## PROVIDED DATA

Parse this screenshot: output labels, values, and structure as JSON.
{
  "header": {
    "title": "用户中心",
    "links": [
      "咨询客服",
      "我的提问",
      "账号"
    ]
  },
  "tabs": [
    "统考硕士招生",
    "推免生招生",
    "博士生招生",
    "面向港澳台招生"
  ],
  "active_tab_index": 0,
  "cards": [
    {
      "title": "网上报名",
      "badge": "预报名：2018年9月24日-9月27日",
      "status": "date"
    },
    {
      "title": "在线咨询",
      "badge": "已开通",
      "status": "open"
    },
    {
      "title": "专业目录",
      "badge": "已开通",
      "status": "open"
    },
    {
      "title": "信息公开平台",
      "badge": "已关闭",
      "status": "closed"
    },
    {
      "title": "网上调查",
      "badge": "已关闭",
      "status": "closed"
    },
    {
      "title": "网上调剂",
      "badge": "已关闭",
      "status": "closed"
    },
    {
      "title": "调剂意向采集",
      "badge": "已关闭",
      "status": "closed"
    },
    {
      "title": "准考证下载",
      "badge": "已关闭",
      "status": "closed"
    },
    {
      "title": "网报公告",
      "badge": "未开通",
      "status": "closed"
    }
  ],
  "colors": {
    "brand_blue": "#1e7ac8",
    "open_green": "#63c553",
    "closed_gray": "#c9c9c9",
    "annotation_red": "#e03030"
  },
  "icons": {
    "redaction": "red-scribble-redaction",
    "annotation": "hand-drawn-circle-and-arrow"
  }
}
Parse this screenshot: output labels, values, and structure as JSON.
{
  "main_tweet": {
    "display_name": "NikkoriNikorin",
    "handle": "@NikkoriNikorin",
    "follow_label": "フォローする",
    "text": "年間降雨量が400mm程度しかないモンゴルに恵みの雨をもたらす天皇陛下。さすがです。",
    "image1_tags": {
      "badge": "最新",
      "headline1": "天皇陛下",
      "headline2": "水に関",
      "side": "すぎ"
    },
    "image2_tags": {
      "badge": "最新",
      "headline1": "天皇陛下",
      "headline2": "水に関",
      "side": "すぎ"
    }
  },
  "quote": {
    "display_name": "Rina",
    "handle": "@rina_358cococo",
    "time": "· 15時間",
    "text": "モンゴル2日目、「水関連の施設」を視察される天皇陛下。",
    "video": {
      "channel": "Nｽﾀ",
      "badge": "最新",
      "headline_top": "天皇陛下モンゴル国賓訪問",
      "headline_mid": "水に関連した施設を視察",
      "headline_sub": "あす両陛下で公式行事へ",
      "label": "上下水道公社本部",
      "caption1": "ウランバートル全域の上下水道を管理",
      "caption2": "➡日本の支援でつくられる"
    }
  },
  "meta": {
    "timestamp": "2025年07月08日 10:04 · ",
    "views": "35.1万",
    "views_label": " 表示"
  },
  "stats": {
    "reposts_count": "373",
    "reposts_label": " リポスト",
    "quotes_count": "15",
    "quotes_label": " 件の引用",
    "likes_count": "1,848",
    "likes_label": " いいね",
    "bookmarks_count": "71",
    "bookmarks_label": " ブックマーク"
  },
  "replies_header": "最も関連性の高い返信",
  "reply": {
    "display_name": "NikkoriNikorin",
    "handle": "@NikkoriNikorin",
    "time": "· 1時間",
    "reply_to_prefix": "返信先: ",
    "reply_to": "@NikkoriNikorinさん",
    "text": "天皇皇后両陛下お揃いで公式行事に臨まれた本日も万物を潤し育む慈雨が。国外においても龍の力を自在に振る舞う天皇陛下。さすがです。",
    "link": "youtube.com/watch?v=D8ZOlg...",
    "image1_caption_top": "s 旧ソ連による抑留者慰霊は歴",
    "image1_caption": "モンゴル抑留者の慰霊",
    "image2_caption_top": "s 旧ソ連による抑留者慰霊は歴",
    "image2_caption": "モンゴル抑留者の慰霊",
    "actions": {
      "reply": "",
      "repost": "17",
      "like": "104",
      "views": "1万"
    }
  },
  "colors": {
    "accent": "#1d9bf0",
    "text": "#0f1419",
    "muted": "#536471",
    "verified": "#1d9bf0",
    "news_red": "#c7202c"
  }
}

## DIRECTIVE
All of the records must be repeated exactly.

## COMPLETE RESPONSE
Parse this screenshot: output labels, values, and structure as JSON.
{
  "header": {
    "title": "用户中心",
    "links": [
      "咨询客服",
      "我的提问",
      "账号"
    ]
  },
  "tabs": [
    "统考硕士招生",
    "推免生招生",
    "博士生招生",
    "面向港澳台招生"
  ],
  "active_tab_index": 0,
  "cards": [
    {
      "title": "网上报名",
      "badge": "预报名：2018年9月24日-9月27日",
      "status": "date"
    },
    {
      "title": "在线咨询",
      "badge": "已开通",
      "status": "open"
    },
    {
      "title": "专业目录",
      "badge": "已开通",
      "status": "open"
    },
    {
      "title": "信息公开平台",
      "badge": "已关闭",
      "status": "closed"
    },
    {
      "title": "网上调查",
      "badge": "已关闭",
      "status": "closed"
    },
    {
      "title": "网上调剂",
      "badge": "已关闭",
      "status": "closed"
    },
    {
      "title": "调剂意向采集",
      "badge": "已关闭",
      "status": "closed"
    },
    {
      "title": "准考证下载",
      "badge": "已关闭",
      "status": "closed"
    },
    {
      "title": "网报公告",
      "badge": "未开通",
      "status": "closed"
    }
  ],
  "colors": {
    "brand_blue": "#1e7ac8",
    "open_green": "#63c553",
    "closed_gray": "#c9c9c9",
    "annotation_red": "#e03030"
  },
  "icons": {
    "redaction": "red-scribble-redaction",
    "annotation": "hand-drawn-circle-and-arrow"
  }
}
Parse this screenshot: output labels, values, and structure as JSON.
{
  "main_tweet": {
    "display_name": "NikkoriNikorin",
    "handle": "@NikkoriNikorin",
    "follow_label": "フォローする",
    "text": "年間降雨量が400mm程度しかないモンゴルに恵みの雨をもたらす天皇陛下。さすがです。",
    "image1_tags": {
      "badge": "最新",
      "headline1": "天皇陛下",
      "headline2": "水に関",
      "side": "すぎ"
    },
    "image2_tags": {
      "badge": "最新",
      "headline1": "天皇陛下",
      "headline2": "水に関",
      "side": "すぎ"
    }
  },
  "quote": {
    "display_name": "Rina",
    "handle": "@rina_358cococo",
    "time": "· 15時間",
    "text": "モンゴル2日目、「水関連の施設」を視察される天皇陛下。",
    "video": {
      "channel": "Nｽﾀ",
      "badge": "最新",
      "headline_top": "天皇陛下モンゴル国賓訪問",
      "headline_mid": "水に関連した施設を視察",
      "headline_sub": "あす両陛下で公式行事へ",
      "label": "上下水道公社本部",
      "caption1": "ウランバートル全域の上下水道を管理",
      "caption2": "➡日本の支援でつくられる"
    }
  },
  "meta": {
    "timestamp": "2025年07月08日 10:04 · ",
    "views": "35.1万",
    "views_label": " 表示"
  },
  "stats": {
    "reposts_count": "373",
    "reposts_label": " リポスト",
    "quotes_count": "15",
    "quotes_label": " 件の引用",
    "likes_count": "1,848",
    "likes_label": " いいね",
    "bookmarks_count": "71",
    "bookmarks_label": " ブックマーク"
  },
  "replies_header": "最も関連性の高い返信",
  "reply": {
    "display_name": "NikkoriNikorin",
    "handle": "@NikkoriNikorin",
    "time": "· 1時間",
    "reply_to_prefix": "返信先: ",
    "reply_to": "@NikkoriNikorinさん",
    "text": "天皇皇后両陛下お揃いで公式行事に臨まれた本日も万物を潤し育む慈雨が。国外においても龍の力を自在に振る舞う天皇陛下。さすがです。",
    "link": "youtube.com/watch?v=D8ZOlg...",
    "image1_caption_top": "s 旧ソ連による抑留者慰霊は歴",
    "image1_caption": "モンゴル抑留者の慰霊",
    "image2_caption_top": "s 旧ソ連による抑留者慰霊は歴",
    "image2_caption": "モンゴル抑留者の慰霊",
    "actions": {
      "reply": "",
      "repost": "17",
      "like": "104",
      "views": "1万"
    }
  },
  "colors": {
    "accent": "#1d9bf0",
    "text": "#0f1419",
    "muted": "#536471",
    "verified": "#1d9bf0",
    "news_red": "#c7202c"
  }
}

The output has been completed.